The task: Reproduce unchanged the lines in the items below, beginning at the line that contains "data-label: 0.91 [709, 514, 775, 552]" and stopping after the line that contains "accent-bar [14, 12, 31, 143]", with both of those lines included.

Available records:
= = = = = = =

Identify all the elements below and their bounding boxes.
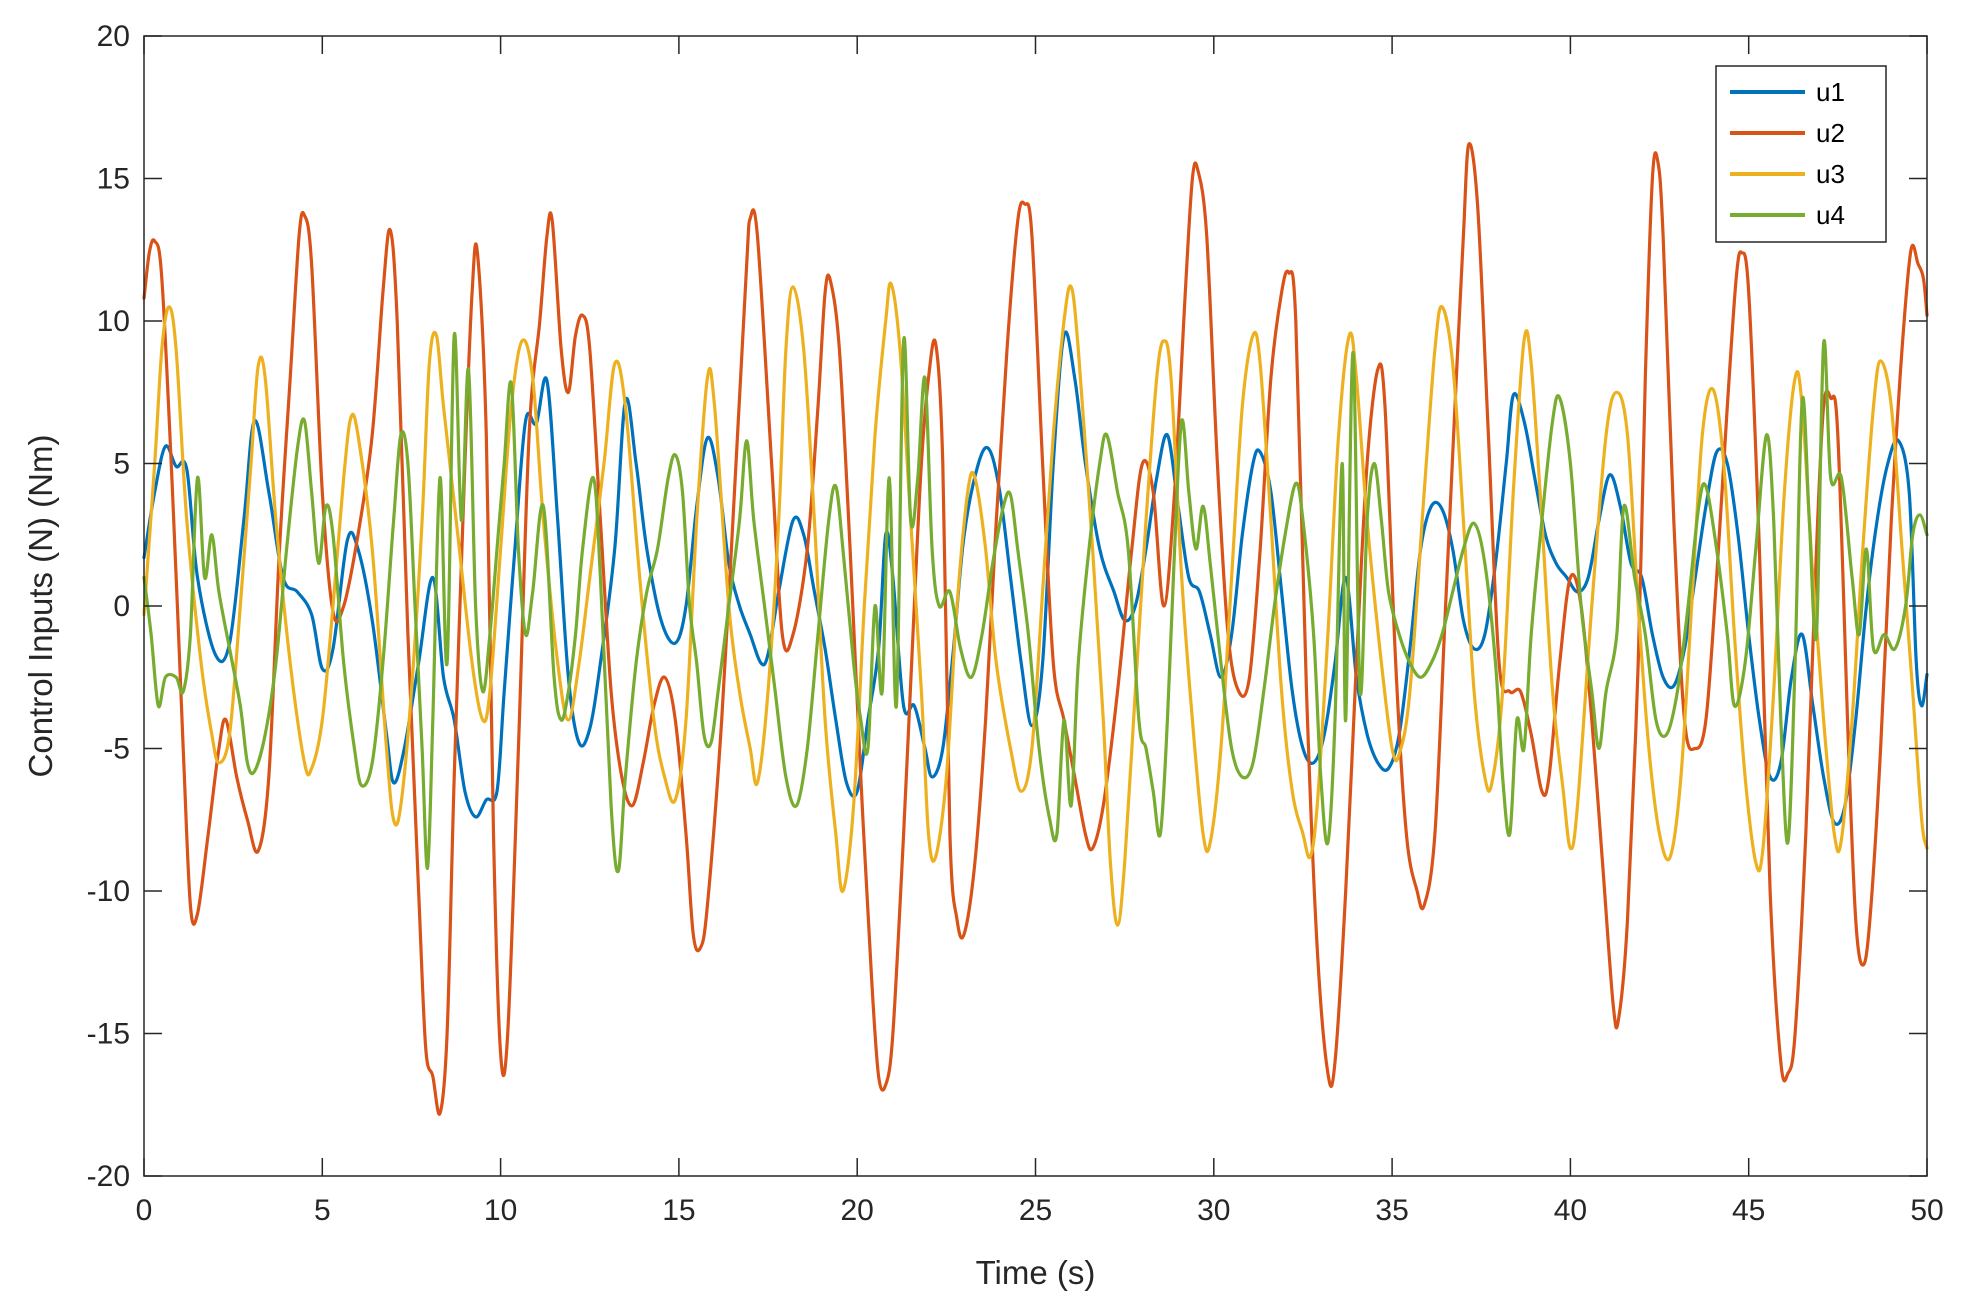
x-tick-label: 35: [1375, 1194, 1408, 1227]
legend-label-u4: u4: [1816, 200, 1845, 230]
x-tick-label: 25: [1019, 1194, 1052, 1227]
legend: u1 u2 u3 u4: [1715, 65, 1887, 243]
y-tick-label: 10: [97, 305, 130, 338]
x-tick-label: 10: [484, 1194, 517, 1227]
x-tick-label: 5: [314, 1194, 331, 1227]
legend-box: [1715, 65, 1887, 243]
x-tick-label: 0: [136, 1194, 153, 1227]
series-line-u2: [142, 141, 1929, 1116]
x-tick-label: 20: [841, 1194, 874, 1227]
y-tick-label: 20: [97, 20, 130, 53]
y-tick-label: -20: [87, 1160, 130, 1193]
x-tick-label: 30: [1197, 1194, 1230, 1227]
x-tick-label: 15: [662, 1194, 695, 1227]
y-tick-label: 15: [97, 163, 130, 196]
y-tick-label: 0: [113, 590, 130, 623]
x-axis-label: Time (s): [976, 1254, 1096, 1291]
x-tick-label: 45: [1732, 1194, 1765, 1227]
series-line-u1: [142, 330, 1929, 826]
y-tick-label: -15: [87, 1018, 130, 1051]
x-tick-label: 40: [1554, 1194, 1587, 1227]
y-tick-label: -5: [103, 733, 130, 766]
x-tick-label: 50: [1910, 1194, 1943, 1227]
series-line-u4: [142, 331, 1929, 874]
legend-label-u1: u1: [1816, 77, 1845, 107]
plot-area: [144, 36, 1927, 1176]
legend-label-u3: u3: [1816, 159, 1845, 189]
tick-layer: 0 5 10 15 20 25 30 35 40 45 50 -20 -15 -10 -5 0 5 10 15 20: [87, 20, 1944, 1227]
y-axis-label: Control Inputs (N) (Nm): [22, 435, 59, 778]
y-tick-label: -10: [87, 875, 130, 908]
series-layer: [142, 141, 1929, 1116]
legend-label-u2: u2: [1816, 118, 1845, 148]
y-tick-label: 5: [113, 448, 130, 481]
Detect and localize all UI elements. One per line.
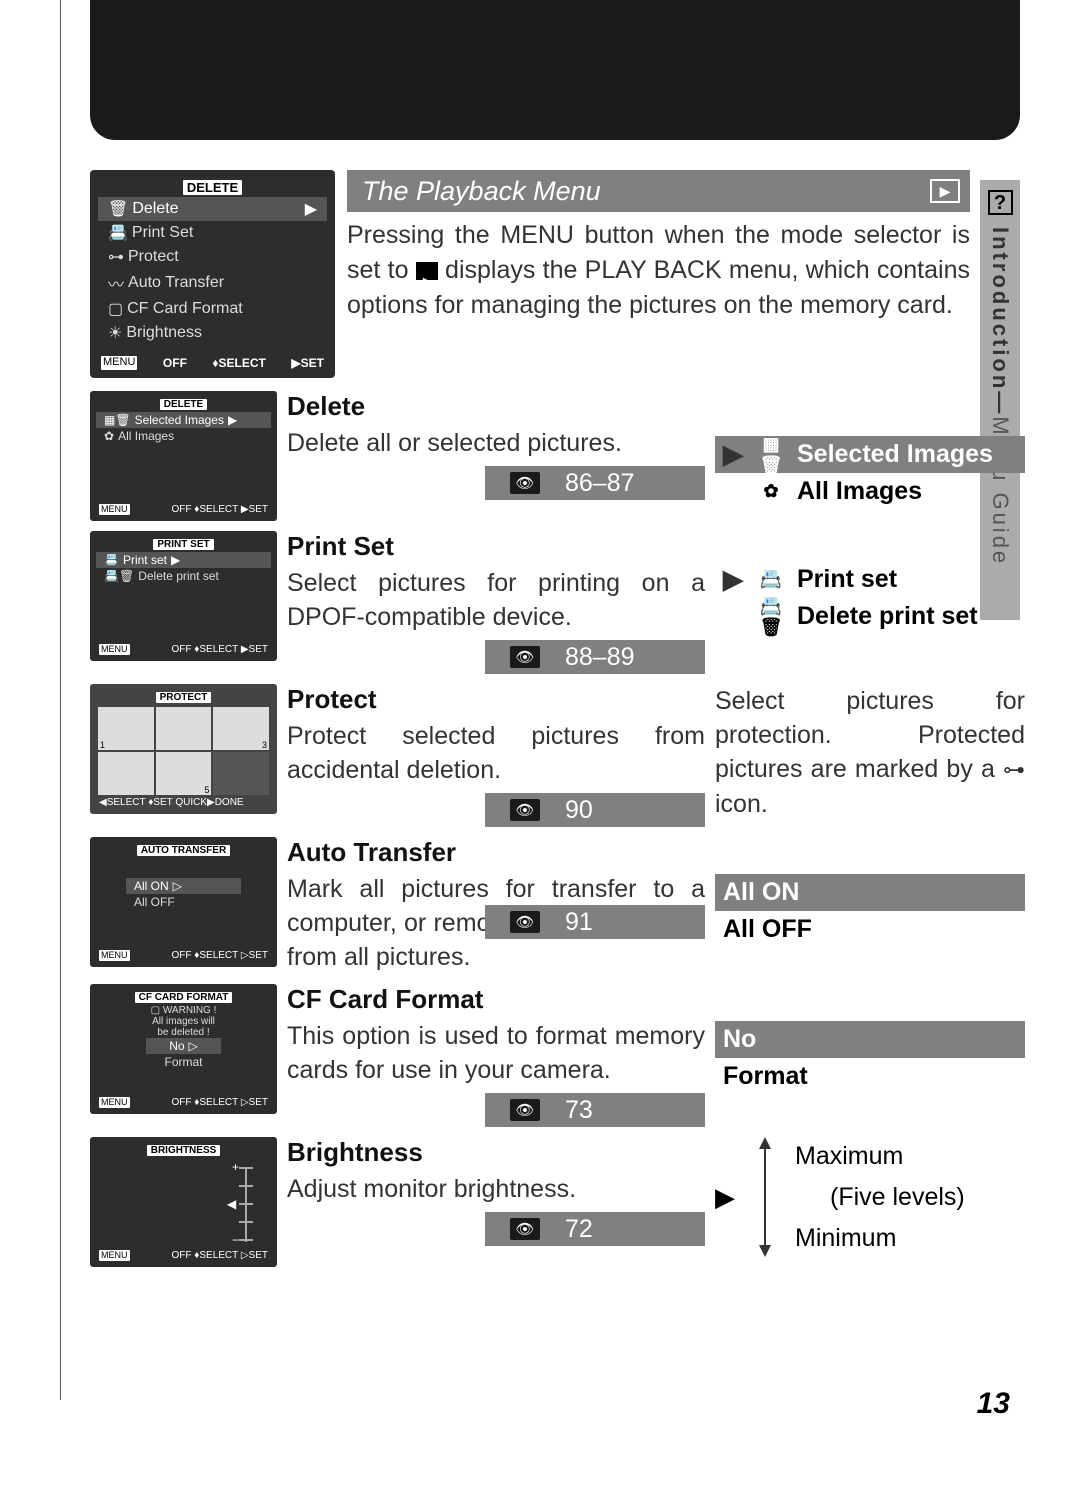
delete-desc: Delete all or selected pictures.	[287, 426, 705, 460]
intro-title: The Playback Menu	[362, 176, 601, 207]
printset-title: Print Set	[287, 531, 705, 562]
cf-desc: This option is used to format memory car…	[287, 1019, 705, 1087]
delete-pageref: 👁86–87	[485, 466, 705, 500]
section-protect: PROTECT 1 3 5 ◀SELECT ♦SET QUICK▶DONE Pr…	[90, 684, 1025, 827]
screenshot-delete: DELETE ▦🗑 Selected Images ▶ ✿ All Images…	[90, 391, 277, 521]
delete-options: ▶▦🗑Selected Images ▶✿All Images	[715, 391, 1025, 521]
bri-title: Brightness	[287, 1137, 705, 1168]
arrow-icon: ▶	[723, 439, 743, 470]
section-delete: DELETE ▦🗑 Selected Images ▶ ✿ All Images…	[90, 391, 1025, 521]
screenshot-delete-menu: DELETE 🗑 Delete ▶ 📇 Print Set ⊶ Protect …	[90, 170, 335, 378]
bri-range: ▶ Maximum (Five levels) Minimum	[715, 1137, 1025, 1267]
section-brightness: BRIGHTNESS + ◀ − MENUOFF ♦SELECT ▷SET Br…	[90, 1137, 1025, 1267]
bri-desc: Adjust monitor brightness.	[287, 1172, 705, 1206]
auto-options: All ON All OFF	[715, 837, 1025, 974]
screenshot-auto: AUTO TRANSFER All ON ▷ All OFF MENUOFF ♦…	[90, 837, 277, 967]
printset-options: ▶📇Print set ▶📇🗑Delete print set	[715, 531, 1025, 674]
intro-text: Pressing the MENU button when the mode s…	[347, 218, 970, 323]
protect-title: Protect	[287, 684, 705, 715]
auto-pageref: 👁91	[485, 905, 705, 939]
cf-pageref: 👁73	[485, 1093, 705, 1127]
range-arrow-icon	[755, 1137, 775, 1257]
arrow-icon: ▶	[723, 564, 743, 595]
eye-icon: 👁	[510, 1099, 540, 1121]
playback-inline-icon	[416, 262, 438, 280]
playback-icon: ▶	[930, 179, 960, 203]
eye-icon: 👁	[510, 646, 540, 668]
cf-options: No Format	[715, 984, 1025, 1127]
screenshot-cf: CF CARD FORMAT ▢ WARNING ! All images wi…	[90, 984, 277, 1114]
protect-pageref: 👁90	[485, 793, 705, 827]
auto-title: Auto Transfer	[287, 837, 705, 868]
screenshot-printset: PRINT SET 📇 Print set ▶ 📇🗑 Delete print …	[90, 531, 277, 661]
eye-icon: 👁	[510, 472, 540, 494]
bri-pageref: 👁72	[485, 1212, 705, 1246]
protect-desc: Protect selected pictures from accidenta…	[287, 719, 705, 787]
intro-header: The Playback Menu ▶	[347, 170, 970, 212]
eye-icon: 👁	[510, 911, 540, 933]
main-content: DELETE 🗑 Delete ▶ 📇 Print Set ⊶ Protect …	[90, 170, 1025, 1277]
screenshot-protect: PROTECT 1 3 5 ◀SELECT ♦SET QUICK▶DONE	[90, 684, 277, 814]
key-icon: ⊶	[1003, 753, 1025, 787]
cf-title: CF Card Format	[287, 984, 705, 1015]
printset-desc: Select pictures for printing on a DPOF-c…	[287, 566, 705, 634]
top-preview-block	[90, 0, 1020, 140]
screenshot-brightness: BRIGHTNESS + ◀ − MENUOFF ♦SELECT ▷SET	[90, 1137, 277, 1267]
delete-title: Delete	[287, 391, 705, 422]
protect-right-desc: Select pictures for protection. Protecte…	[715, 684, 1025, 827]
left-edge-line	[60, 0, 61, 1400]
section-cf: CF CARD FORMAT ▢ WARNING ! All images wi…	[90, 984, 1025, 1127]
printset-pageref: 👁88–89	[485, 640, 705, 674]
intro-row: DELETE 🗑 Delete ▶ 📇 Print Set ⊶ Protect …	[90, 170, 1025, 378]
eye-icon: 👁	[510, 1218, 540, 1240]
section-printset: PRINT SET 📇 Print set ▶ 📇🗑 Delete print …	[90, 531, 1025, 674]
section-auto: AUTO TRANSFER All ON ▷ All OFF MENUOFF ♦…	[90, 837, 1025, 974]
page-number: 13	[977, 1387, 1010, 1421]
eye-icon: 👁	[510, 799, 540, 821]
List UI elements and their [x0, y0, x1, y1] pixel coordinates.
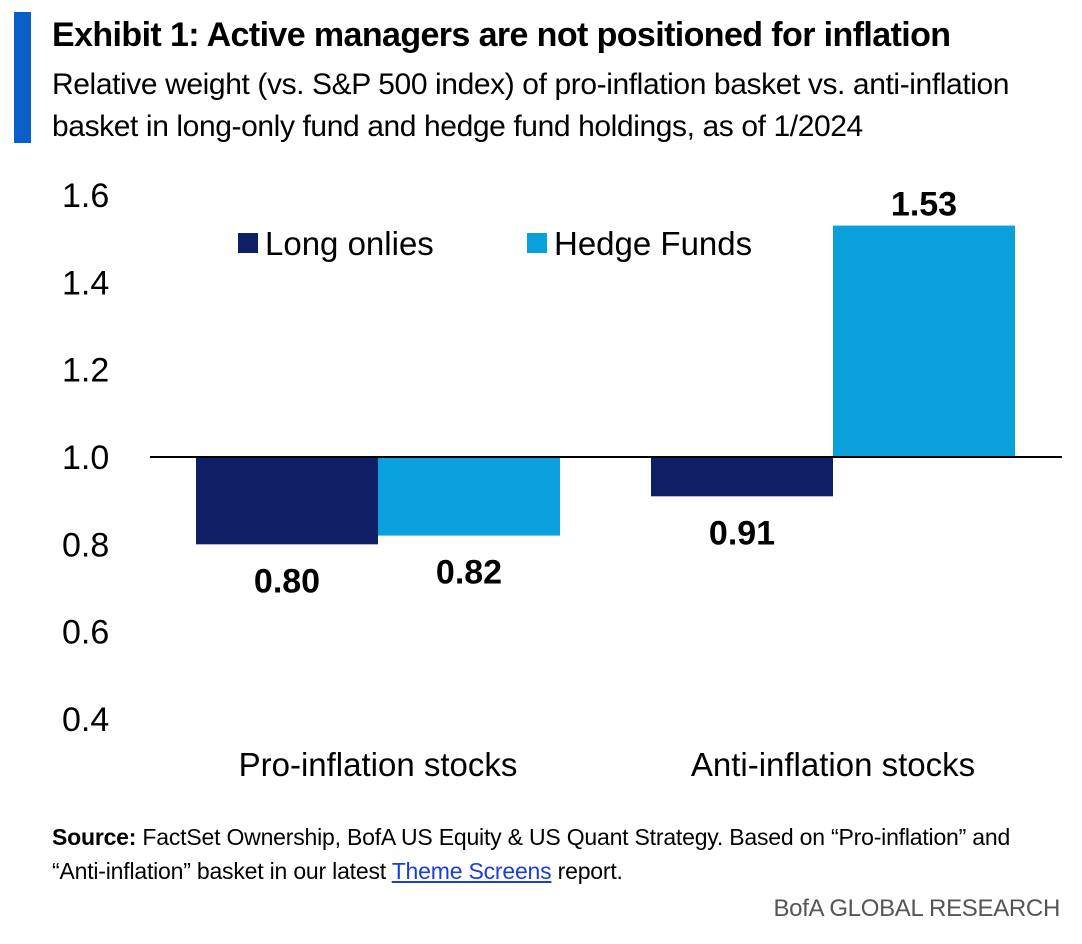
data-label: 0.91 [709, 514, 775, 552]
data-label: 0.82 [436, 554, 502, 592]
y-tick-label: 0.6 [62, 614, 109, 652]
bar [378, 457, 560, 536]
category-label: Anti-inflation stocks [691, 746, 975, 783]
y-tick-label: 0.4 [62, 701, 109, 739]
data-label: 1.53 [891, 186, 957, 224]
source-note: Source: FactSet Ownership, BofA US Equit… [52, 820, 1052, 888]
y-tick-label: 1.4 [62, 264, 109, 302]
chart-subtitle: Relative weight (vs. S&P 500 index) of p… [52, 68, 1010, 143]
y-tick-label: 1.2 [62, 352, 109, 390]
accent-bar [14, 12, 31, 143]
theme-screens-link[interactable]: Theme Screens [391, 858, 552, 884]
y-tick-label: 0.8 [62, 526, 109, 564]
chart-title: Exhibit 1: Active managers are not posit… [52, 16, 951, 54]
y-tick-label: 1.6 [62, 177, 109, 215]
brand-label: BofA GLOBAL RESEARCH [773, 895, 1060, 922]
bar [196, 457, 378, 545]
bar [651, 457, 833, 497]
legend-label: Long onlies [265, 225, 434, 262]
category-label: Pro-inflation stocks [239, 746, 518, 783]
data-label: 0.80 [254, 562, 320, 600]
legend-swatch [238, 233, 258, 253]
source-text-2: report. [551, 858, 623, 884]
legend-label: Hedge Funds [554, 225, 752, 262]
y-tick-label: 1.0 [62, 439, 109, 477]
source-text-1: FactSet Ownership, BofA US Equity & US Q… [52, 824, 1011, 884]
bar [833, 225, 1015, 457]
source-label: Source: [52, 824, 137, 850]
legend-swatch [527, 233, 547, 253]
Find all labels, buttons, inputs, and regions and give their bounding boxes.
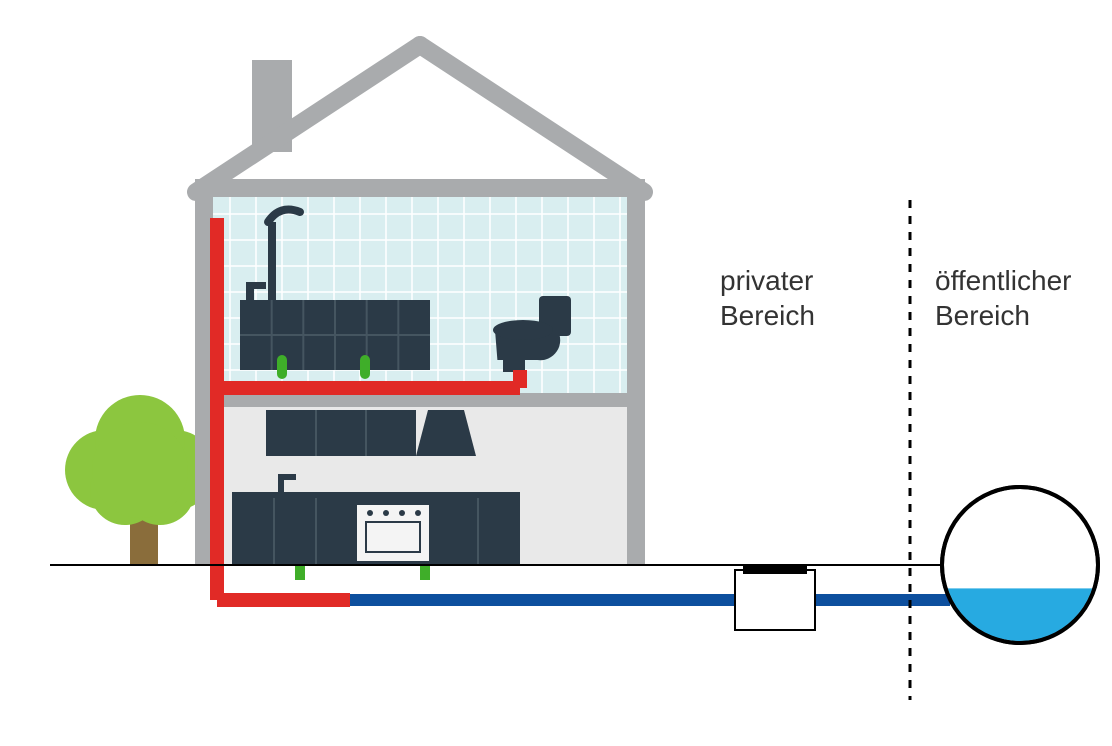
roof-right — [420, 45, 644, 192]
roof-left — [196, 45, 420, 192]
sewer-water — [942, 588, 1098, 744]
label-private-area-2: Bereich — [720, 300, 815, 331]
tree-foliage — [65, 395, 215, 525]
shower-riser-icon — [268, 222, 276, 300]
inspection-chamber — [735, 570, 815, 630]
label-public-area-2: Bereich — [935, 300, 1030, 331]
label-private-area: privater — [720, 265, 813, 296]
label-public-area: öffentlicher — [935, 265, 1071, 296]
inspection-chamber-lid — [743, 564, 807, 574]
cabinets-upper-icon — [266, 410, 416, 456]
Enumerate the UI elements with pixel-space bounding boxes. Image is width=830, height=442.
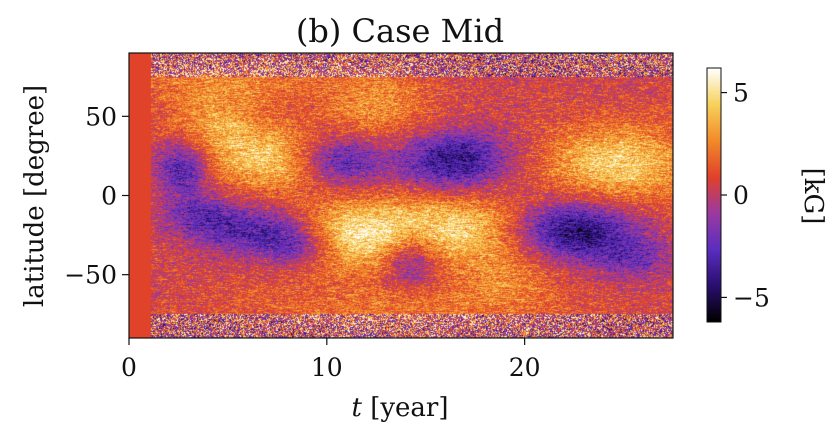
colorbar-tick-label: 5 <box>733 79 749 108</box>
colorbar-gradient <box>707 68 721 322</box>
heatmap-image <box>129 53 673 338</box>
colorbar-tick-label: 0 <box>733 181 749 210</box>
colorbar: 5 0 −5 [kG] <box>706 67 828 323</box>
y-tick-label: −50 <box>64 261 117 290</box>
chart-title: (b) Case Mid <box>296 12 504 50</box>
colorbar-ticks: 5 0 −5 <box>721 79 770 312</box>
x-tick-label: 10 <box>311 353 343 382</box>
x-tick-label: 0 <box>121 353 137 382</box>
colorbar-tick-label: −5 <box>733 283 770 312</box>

= = = = = = =

Task output:
data-label: 0.91 [709, 514, 775, 552]
data-label: 0.82 [436, 554, 502, 592]
y-tick-label: 0.6 [62, 614, 109, 652]
bar [378, 457, 560, 536]
category-label: Anti-inflation stocks [691, 746, 975, 783]
y-tick-label: 0.4 [62, 701, 109, 739]
data-label: 1.53 [891, 186, 957, 224]
source-note: Source: FactSet Ownership, BofA US Equit… [52, 820, 1052, 888]
y-tick-label: 1.4 [62, 264, 109, 302]
chart-subtitle: Relative weight (vs. S&P 500 index) of p… [52, 68, 1010, 143]
y-tick-label: 1.2 [62, 352, 109, 390]
accent-bar [14, 12, 31, 143]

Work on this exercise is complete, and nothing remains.